[Dataset records on visual material]
_ _ _
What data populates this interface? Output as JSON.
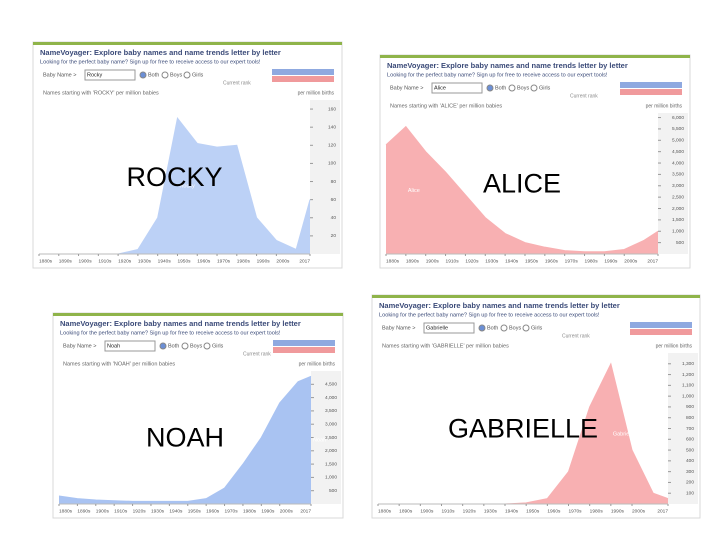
{
  "chart_data": [
    {
      "type": "area",
      "title": "NameVoyager: Explore baby names and name trends letter by letter",
      "subtitle": "Looking for the perfect baby name? Sign up for free to receive access to our expert tools!",
      "search_label": "Baby Name >",
      "search_value": "Rocky",
      "options": [
        "Both",
        "Boys",
        "Girls"
      ],
      "rank_label": "Current rank",
      "caption": "Names starting with 'ROCKY' per million babies",
      "unit": "per million births",
      "annotation": "ROCKY",
      "x": [
        1880,
        1890,
        1900,
        1910,
        1920,
        1930,
        1940,
        1950,
        1960,
        1970,
        1980,
        1990,
        2000,
        2010,
        2017
      ],
      "xticks": [
        {
          "value": 1880,
          "label": "1880s"
        },
        {
          "value": 1890,
          "label": "1890s"
        },
        {
          "value": 1900,
          "label": "1900s"
        },
        {
          "value": 1910,
          "label": "1910s"
        },
        {
          "value": 1920,
          "label": "1920s"
        },
        {
          "value": 1930,
          "label": "1930s"
        },
        {
          "value": 1940,
          "label": "1940s"
        },
        {
          "value": 1950,
          "label": "1950s"
        },
        {
          "value": 1960,
          "label": "1960s"
        },
        {
          "value": 1970,
          "label": "1970s"
        },
        {
          "value": 1980,
          "label": "1980s"
        },
        {
          "value": 1990,
          "label": "1990s"
        },
        {
          "value": 2000,
          "label": "2000s"
        },
        2017
      ],
      "xlim": [
        1880,
        2017
      ],
      "ylim": [
        0,
        170
      ],
      "yticks": [
        20,
        40,
        60,
        80,
        100,
        120,
        140,
        160
      ],
      "series": [
        {
          "name": "Rocky",
          "color": "#bcd1f6",
          "values": [
            0,
            0,
            0,
            0,
            0,
            5,
            40,
            150,
            122,
            118,
            120,
            40,
            15,
            5,
            60
          ]
        }
      ]
    },
    {
      "type": "area",
      "title": "NameVoyager: Explore baby names and name trends letter by letter",
      "subtitle": "Looking for the perfect baby name? Sign up for free to receive access to our expert tools!",
      "search_label": "Baby Name >",
      "search_value": "Alice",
      "options": [
        "Both",
        "Boys",
        "Girls"
      ],
      "rank_label": "Current rank",
      "caption": "Names starting with 'ALICE' per million babies",
      "unit": "per million births",
      "annotation": "ALICE",
      "x": [
        1880,
        1890,
        1900,
        1910,
        1920,
        1930,
        1940,
        1950,
        1960,
        1970,
        1980,
        1990,
        2000,
        2010,
        2017
      ],
      "xticks": [
        {
          "value": 1880,
          "label": "1880s"
        },
        {
          "value": 1890,
          "label": "1890s"
        },
        {
          "value": 1900,
          "label": "1900s"
        },
        {
          "value": 1910,
          "label": "1910s"
        },
        {
          "value": 1920,
          "label": "1920s"
        },
        {
          "value": 1930,
          "label": "1930s"
        },
        {
          "value": 1940,
          "label": "1940s"
        },
        {
          "value": 1950,
          "label": "1950s"
        },
        {
          "value": 1960,
          "label": "1960s"
        },
        {
          "value": 1970,
          "label": "1970s"
        },
        {
          "value": 1980,
          "label": "1980s"
        },
        {
          "value": 1990,
          "label": "1990s"
        },
        {
          "value": 2000,
          "label": "2000s"
        },
        2017
      ],
      "xlim": [
        1880,
        2017
      ],
      "ylim": [
        0,
        6200
      ],
      "yticks": [
        500,
        {
          "value": 1000,
          "label": "1,000"
        },
        {
          "value": 1500,
          "label": "1,500"
        },
        {
          "value": 2000,
          "label": "2,000"
        },
        {
          "value": 2500,
          "label": "2,500"
        },
        {
          "value": 3000,
          "label": "3,000"
        },
        {
          "value": 3500,
          "label": "3,500"
        },
        {
          "value": 4000,
          "label": "4,000"
        },
        {
          "value": 4500,
          "label": "4,500"
        },
        {
          "value": 5000,
          "label": "5,000"
        },
        {
          "value": 5500,
          "label": "5,500"
        },
        {
          "value": 6000,
          "label": "6,000"
        }
      ],
      "series": [
        {
          "name": "Alice",
          "color": "#f8b0b2",
          "values": [
            4800,
            5600,
            4500,
            3600,
            2600,
            1600,
            900,
            500,
            300,
            150,
            100,
            100,
            200,
            600,
            1000
          ]
        }
      ]
    },
    {
      "type": "area",
      "title": "NameVoyager: Explore baby names and name trends letter by letter",
      "subtitle": "Looking for the perfect baby name? Sign up for free to receive access to our expert tools!",
      "search_label": "Baby Name >",
      "search_value": "Noah",
      "options": [
        "Both",
        "Boys",
        "Girls"
      ],
      "rank_label": "Current rank",
      "caption": "Names starting with 'NOAH' per million babies",
      "unit": "per million births",
      "annotation": "NOAH",
      "x": [
        1880,
        1890,
        1900,
        1910,
        1920,
        1930,
        1940,
        1950,
        1960,
        1970,
        1980,
        1990,
        2000,
        2010,
        2017
      ],
      "xticks": [
        {
          "value": 1880,
          "label": "1880s"
        },
        {
          "value": 1890,
          "label": "1890s"
        },
        {
          "value": 1900,
          "label": "1900s"
        },
        {
          "value": 1910,
          "label": "1910s"
        },
        {
          "value": 1920,
          "label": "1920s"
        },
        {
          "value": 1930,
          "label": "1930s"
        },
        {
          "value": 1940,
          "label": "1940s"
        },
        {
          "value": 1950,
          "label": "1950s"
        },
        {
          "value": 1960,
          "label": "1960s"
        },
        {
          "value": 1970,
          "label": "1970s"
        },
        {
          "value": 1980,
          "label": "1980s"
        },
        {
          "value": 1990,
          "label": "1990s"
        },
        {
          "value": 2000,
          "label": "2000s"
        },
        2017
      ],
      "xlim": [
        1880,
        2017
      ],
      "ylim": [
        0,
        5000
      ],
      "yticks": [
        500,
        {
          "value": 1000,
          "label": "1,000"
        },
        {
          "value": 1500,
          "label": "1,500"
        },
        {
          "value": 2000,
          "label": "2,000"
        },
        {
          "value": 2500,
          "label": "2,500"
        },
        {
          "value": 3000,
          "label": "3,000"
        },
        {
          "value": 3500,
          "label": "3,500"
        },
        {
          "value": 4000,
          "label": "4,000"
        },
        {
          "value": 4500,
          "label": "4,500"
        }
      ],
      "series": [
        {
          "name": "Noah",
          "color": "#a9c3f2",
          "values": [
            300,
            200,
            150,
            120,
            100,
            100,
            100,
            100,
            200,
            600,
            1500,
            2500,
            3800,
            4600,
            4800
          ]
        }
      ]
    },
    {
      "type": "area",
      "title": "NameVoyager: Explore baby names and name trends letter by letter",
      "subtitle": "Looking for the perfect baby name? Sign up for free to receive access to our expert tools!",
      "search_label": "Baby Name >",
      "search_value": "Gabrielle",
      "options": [
        "Both",
        "Boys",
        "Girls"
      ],
      "rank_label": "Current rank",
      "caption": "Names starting with 'GABRIELLE' per million babies",
      "unit": "per million births",
      "annotation": "GABRIELLE",
      "x": [
        1880,
        1890,
        1900,
        1910,
        1920,
        1930,
        1940,
        1950,
        1960,
        1970,
        1980,
        1990,
        2000,
        2010,
        2017
      ],
      "xticks": [
        {
          "value": 1880,
          "label": "1880s"
        },
        {
          "value": 1890,
          "label": "1890s"
        },
        {
          "value": 1900,
          "label": "1900s"
        },
        {
          "value": 1910,
          "label": "1910s"
        },
        {
          "value": 1920,
          "label": "1920s"
        },
        {
          "value": 1930,
          "label": "1930s"
        },
        {
          "value": 1940,
          "label": "1940s"
        },
        {
          "value": 1950,
          "label": "1950s"
        },
        {
          "value": 1960,
          "label": "1960s"
        },
        {
          "value": 1970,
          "label": "1970s"
        },
        {
          "value": 1980,
          "label": "1980s"
        },
        {
          "value": 1990,
          "label": "1990s"
        },
        {
          "value": 2000,
          "label": "2000s"
        },
        2017
      ],
      "xlim": [
        1880,
        2017
      ],
      "ylim": [
        0,
        1400
      ],
      "yticks": [
        100,
        200,
        300,
        400,
        500,
        600,
        700,
        800,
        900,
        {
          "value": 1000,
          "label": "1,000"
        },
        {
          "value": 1100,
          "label": "1,100"
        },
        {
          "value": 1200,
          "label": "1,200"
        },
        {
          "value": 1300,
          "label": "1,300"
        }
      ],
      "series": [
        {
          "name": "Gabrielle",
          "color": "#f8b0b2",
          "values": [
            0,
            0,
            0,
            0,
            0,
            0,
            0,
            10,
            50,
            300,
            900,
            1300,
            500,
            100,
            50
          ]
        }
      ]
    }
  ]
}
_ _ _
Exercise goal:
Count every line of the records that holds "with". State the number, nothing else.

Answer to this task:
4